--- begin EXTRACTED INFORMATION ---

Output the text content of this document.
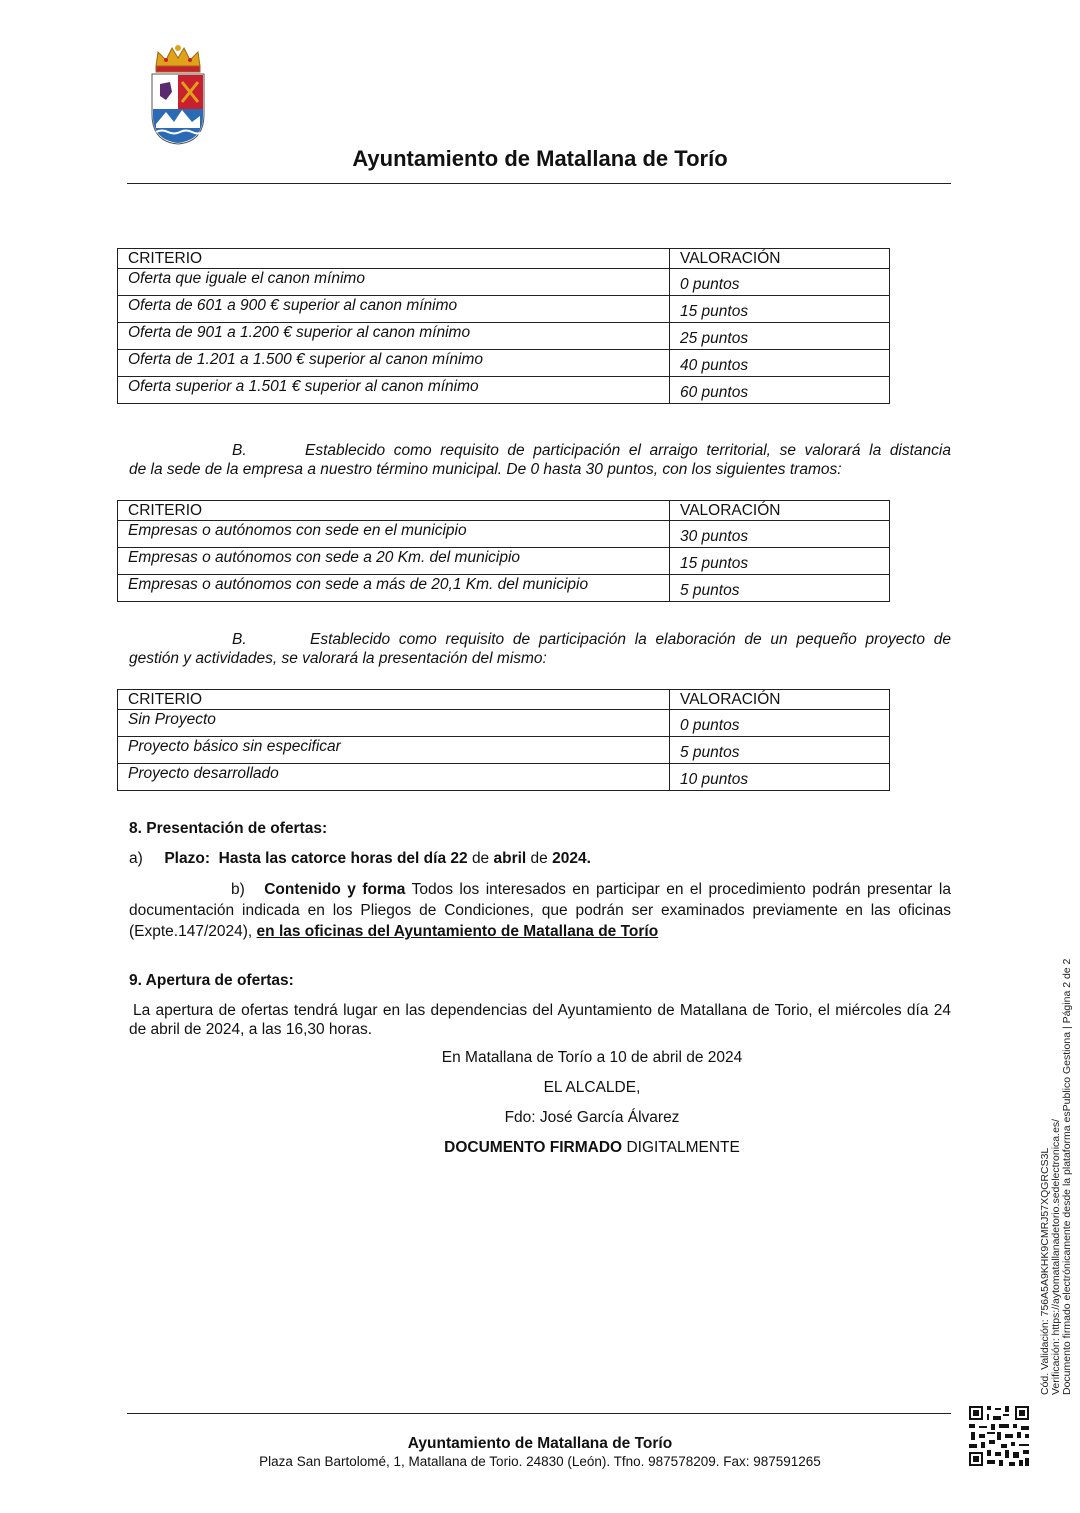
Ayuntamiento de Matallana de Torío
CRITERIO	VALORACIÓN
Oferta que iguale el canon mínimo	0 puntos
Oferta de 601 a 900 € superior al canon mínimo	15 puntos
Oferta de 901 a 1.200 € superior al canon mínimo	25 puntos
Oferta de 1.201 a 1.500 € superior al canon mínimo	40 puntos
Oferta superior a 1.501 € superior al canon mínimo	60 puntos
B.	Establecido como requisito de participación el arraigo territorial, se valorará la distancia
de la sede de la empresa a nuestro término municipal. De 0 hasta 30 puntos, con los siguientes tramos:
CRITERIO	VALORACIÓN
Empresas o autónomos con sede en el municipio	30 puntos
Empresas o autónomos con sede a 20 Km. del municipio	15 puntos
Empresas o autónomos con sede a más de 20,1 Km. del municipio	5 puntos
B.	Establecido como requisito de participación la elaboración de un pequeño proyecto de
gestión y actividades, se valorará la presentación del mismo:
CRITERIO	VALORACIÓN
Sin Proyecto	0 puntos
Proyecto básico sin especificar	5 puntos
Proyecto desarrollado	10 puntos
8. Presentación de ofertas:
a) Plazo: Hasta las catorce horas del día 22 de abril de 2024.
b) Contenido y forma Todos los interesados en participar en el procedimiento podrán presentar la documentación indicada en los Pliegos de Condiciones, que podrán ser examinados previamente en las oficinas (Expte.147/2024), en las oficinas del Ayuntamiento de Matallana de Torío
9. Apertura de ofertas:
La apertura de ofertas tendrá lugar en las dependencias del Ayuntamiento de Matallana de Torio, el miércoles día 24 de abril de 2024, a las 16,30 horas.
En Matallana de Torío a 10 de abril de 2024
EL ALCALDE,
Fdo: José García Álvarez
DOCUMENTO FIRMADO DIGITALMENTE
Cód. Validación: 756A5A9KHK9CMRJ57XQGRCS3L Verificación: https://aytomatallanadetorio.sedelectronica.es/ Documento firmado electrónicamente desde la plataforma esPublico Gestiona | Página 2 de 2
Ayuntamiento de Matallana de Torío
Plaza San Bartolomé, 1, Matallana de Torio. 24830 (León). Tfno. 987578209. Fax: 987591265
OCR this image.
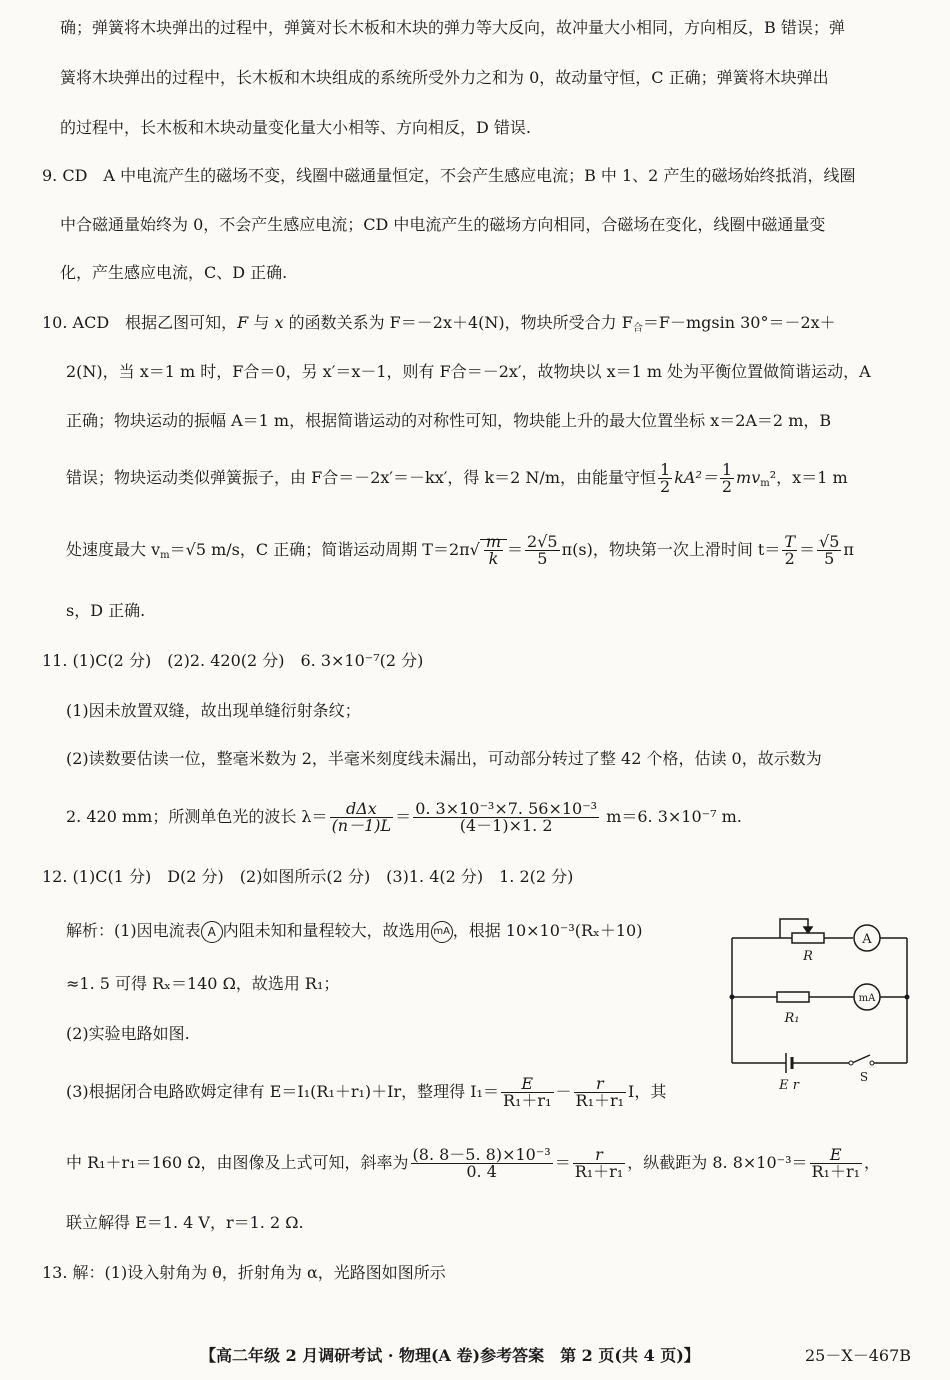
确；弹簧将木块弹出的过程中，弹簧对长木板和木块的弹力等大反向，故冲量大小相同，方向相反，B 错误；弹
簧将木块弹出的过程中，长木板和木块组成的系统所受外力之和为 0，故动量守恒，C 正确；弹簧将木块弹出
的过程中，长木板和木块动量变化量大小相等、方向相反，D 错误.
9. CD　A 中电流产生的磁场不变，线圈中磁通量恒定，不会产生感应电流；B 中 1、2 产生的磁场始终抵消，线圈
中合磁通量始终为 0，不会产生感应电流；CD 中电流产生的磁场方向相同，合磁场在变化，线圈中磁通量变
化，产生感应电流，C、D 正确.
10. ACD　根据乙图可知，F 与 x 的函数关系为 F＝－2x＋4(N)，物块所受合力 $F_合=F-mgsin$ 30°＝－2x＋
2(N)，当 x＝1 m 时，F合＝0，另 x′＝x－1，则有 F合＝－2x′，故物块以 x＝1 m 处为平衡位置做简谐运动，A
正确；物块运动的振幅 A＝1 m，根据简谐运动的对称性可知，物块能上升的最大位置坐标 x＝2A＝2 m，B
错误；物块运动类似弹簧振子，由 F合＝－2x′＝－kx′，得 k＝2 N/m，由能量守恒 $\frac{1}{2} kA^2= \frac{1}{2} mv_m^2$，x＝1 m
处速度最大 $v_m=√5$ m/s，C 正确；简谐运动周期 $T=2\pi√ \frac{m}{k} = \frac{2√5}{5} \pi(s)$，物块第一次上滑时间 $t= \frac{T}{2} = \frac{√5}{5}$ π
s，D 正确.
11. (1)C(2 分)　(2)2. 420(2 分)　6. 3×10⁻⁷(2 分)
(1)因未放置双缝，故出现单缝衍射条纹；
(2)读数要估读一位，整毫米数为 2，半毫米刻度线未漏出，可动部分转过了整 42 个格，估读 0，故示数为
2. 420 mm；所测单色光的波长 $\lambda= \frac{\text{dΔx}}{(n-1)L} = \frac{\text{0. 3×10⁻³×7. 56×10⁻³}}{(4-1)\times 1. 2} m=6$. 3×10⁻⁷ m.
12. (1)C(1 分)　D(2 分)　(2)如图所示(2 分)　(3)1. 4(2 分)　1. 2(2 分)
解析：(1)因电流表 A 内阻未知和量程较大，故选用 mA ，根据 10×10⁻³(Rₓ＋10)
≈1. 5 可得 Rₓ＝140 Ω，故选用 R₁；
(2)实验电路如图.
(3)根据闭合电路欧姆定律有 E＝I₁(R₁＋r₁)＋Ir，整理得 $I_1= \frac{E}{\text{R₁＋r₁}} - \frac{r}{\text{R₁＋r₁}}$ I，其
中 R₁＋r₁＝160 Ω，由图像及上式可知，斜率为 $\frac{\text{(8. 8－5. 8)×10⁻³}}{0. 4} = \frac{r}{\text{R₁＋r₁}}$ ，纵截距为 8. $8\times 10^{-3}= \frac{E}{\text{R₁＋r₁}}$ ，
联立解得 E＝1. 4 V，r＝1. 2 Ω.
A
mA
R
R₁
E r
S
13. 解：(1)设入射角为 θ，折射角为 α，光路图如图所示
【高二年级 2 月调研考试 · 物理(A 卷)参考答案　第 2 页(共 4 页)】	25－X－467B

--- end EXTRACTED INFORMATION ---

> [TASK INSTRUCTIONS]: Examine the records and pull out every line where the string "Empresas" occurs.

> [SOLVED PROBLEM]:
Empresas o autónomos con sede en el municipio	30 puntos
Empresas o autónomos con sede a 20 Km. del municipio	15 puntos
Empresas o autónomos con sede a más de 20,1 Km. del municipio	5 puntos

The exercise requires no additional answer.